*** RECORDS SUPPLIED ***
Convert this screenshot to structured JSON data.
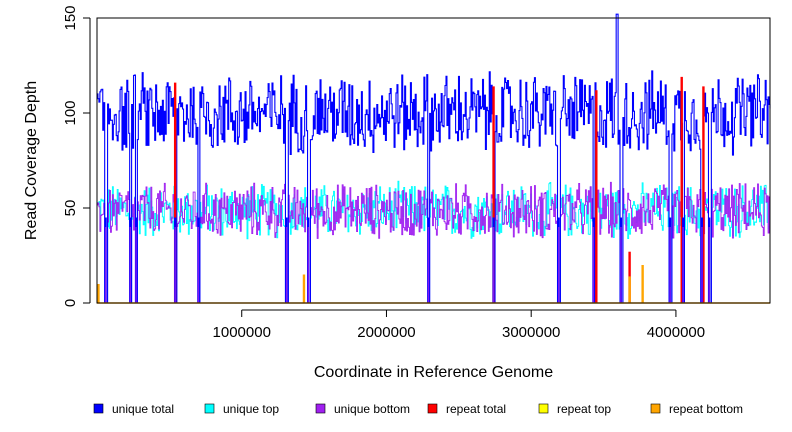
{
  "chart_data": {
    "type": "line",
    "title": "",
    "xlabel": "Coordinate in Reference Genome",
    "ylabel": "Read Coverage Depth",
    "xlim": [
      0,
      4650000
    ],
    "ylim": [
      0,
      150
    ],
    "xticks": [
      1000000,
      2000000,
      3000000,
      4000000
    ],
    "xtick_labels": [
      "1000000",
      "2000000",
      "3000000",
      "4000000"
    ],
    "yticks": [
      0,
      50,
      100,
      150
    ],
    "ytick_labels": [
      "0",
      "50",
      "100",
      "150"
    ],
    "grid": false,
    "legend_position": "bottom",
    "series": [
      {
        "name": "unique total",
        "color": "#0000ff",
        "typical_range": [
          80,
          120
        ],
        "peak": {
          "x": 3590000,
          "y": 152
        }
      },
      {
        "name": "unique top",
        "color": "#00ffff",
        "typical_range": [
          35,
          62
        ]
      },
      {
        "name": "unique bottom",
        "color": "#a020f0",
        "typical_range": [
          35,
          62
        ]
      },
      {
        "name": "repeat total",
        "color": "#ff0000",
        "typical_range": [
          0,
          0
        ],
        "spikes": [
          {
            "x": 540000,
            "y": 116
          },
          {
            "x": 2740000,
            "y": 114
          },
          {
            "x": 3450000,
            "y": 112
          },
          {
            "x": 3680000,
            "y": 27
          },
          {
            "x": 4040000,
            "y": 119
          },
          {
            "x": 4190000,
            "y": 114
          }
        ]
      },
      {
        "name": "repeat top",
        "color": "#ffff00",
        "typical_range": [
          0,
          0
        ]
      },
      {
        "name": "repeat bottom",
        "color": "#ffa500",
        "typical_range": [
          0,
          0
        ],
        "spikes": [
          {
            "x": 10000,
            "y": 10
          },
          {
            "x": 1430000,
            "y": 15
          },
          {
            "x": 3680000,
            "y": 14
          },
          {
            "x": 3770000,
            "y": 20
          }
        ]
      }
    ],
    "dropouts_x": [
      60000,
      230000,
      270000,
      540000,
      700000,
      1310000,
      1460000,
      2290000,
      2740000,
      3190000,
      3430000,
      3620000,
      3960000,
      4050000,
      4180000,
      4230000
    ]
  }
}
*** End of RECORDS SUPPLIED ***
*** RECORDS SUPPLIED ***
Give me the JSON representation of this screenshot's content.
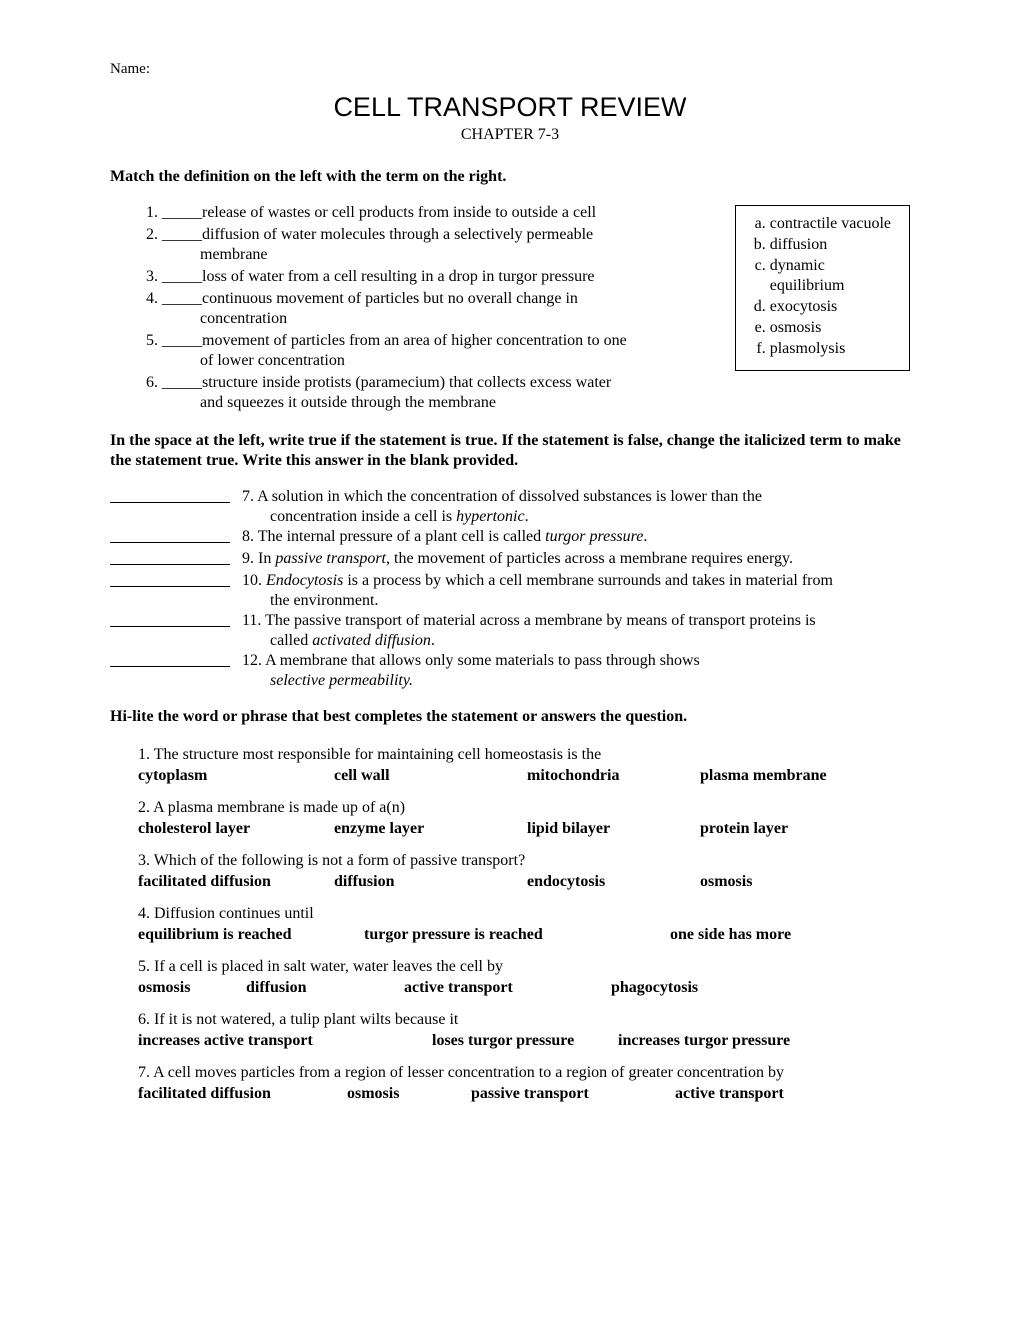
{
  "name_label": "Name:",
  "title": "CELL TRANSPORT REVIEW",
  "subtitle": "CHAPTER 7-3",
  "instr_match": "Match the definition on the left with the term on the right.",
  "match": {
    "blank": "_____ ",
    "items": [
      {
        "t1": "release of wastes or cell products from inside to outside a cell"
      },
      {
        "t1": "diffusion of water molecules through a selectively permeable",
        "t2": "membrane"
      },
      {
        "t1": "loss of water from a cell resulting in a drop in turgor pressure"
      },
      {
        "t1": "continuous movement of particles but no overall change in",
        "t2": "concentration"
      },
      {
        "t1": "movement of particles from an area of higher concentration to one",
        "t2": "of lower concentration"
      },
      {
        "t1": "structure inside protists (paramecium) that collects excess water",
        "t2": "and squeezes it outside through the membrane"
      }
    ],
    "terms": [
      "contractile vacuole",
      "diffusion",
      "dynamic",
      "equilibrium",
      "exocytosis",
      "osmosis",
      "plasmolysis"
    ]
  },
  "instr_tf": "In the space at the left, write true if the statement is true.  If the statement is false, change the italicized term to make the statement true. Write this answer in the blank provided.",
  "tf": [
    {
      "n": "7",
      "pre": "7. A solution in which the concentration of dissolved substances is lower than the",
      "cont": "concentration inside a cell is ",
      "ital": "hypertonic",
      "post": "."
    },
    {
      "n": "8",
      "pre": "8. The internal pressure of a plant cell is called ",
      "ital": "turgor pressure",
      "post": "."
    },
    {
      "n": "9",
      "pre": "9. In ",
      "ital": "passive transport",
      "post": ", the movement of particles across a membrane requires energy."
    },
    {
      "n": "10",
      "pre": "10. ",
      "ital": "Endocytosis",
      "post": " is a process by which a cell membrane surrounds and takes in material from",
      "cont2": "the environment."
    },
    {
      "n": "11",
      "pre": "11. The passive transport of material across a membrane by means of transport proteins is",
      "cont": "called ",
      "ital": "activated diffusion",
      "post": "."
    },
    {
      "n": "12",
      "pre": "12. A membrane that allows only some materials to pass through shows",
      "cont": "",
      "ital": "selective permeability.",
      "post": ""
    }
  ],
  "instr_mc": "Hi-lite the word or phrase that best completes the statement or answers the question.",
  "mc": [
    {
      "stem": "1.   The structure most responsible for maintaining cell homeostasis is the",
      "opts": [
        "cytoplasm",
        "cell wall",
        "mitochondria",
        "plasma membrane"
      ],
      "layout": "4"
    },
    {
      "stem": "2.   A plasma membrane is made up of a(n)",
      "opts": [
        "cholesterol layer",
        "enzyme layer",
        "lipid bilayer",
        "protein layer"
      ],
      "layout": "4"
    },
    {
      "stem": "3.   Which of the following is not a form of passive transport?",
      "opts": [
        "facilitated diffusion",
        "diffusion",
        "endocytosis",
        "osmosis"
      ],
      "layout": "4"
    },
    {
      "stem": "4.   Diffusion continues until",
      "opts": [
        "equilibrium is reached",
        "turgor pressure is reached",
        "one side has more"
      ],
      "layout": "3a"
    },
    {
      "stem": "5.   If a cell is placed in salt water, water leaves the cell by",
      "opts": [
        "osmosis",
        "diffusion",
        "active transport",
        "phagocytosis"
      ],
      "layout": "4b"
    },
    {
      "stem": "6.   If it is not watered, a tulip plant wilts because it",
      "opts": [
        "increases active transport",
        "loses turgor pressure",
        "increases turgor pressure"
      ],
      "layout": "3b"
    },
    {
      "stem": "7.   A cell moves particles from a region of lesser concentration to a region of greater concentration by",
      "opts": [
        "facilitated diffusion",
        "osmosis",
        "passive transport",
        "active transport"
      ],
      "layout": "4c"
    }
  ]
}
*** End of RECORDS SUPPLIED ***
*** RECORDS SUPPLIED ***
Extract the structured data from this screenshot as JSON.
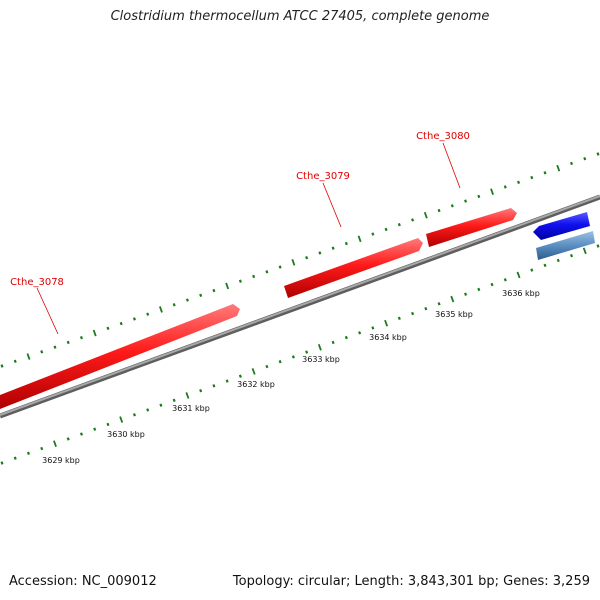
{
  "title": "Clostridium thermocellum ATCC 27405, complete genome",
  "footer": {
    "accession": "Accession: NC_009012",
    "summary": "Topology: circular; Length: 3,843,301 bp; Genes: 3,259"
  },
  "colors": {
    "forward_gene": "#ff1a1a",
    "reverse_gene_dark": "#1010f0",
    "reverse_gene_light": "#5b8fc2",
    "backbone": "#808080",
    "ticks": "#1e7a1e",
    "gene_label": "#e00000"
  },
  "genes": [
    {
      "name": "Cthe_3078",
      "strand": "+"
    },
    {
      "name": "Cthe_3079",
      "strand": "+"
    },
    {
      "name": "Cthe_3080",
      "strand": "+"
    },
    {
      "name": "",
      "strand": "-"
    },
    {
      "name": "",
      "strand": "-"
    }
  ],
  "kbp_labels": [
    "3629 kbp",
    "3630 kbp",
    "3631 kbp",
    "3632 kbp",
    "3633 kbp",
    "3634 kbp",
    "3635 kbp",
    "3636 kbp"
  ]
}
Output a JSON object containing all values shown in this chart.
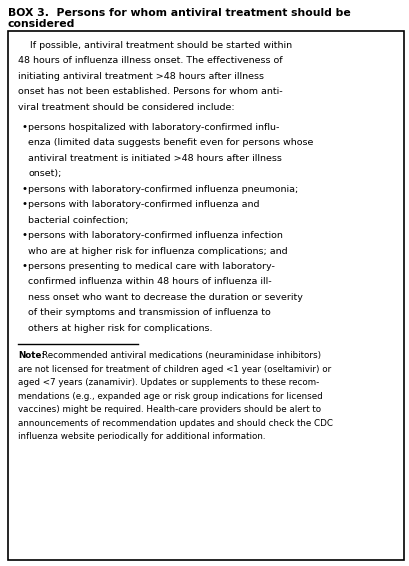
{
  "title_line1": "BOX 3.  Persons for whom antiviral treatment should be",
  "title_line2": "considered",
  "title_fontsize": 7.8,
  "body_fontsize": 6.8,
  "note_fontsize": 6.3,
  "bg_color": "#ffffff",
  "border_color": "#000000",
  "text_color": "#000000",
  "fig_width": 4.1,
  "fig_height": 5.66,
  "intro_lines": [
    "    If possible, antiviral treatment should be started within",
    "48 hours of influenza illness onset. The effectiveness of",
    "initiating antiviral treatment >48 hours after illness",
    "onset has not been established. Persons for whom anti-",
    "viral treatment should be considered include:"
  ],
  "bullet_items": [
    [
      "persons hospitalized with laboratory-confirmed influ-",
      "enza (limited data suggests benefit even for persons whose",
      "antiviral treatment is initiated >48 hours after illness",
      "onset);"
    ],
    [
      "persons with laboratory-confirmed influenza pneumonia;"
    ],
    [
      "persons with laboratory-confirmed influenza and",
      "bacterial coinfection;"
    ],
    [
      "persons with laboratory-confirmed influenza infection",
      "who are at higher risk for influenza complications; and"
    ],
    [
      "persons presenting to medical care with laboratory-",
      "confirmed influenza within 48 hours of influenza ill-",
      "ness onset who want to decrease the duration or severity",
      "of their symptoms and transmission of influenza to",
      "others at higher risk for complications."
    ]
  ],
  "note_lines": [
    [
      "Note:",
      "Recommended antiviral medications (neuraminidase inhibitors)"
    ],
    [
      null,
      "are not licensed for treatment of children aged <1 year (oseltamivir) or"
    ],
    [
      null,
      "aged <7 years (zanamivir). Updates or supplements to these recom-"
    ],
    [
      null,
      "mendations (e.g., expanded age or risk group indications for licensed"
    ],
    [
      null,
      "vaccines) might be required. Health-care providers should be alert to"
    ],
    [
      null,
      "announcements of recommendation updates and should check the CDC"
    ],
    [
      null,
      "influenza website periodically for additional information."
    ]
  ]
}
*** End of RECORDS SUPPLIED ***
## ACTIVITY
Where the string "onset" shows up in the listing above, copy the line that holds it.

## OUTPUT OF THE EXERCISE
    "48 hours of influenza illness onset. The effectiveness of",
    "onset has not been established. Persons for whom anti-",
      "onset);"
      "ness onset who want to decrease the duration or severity",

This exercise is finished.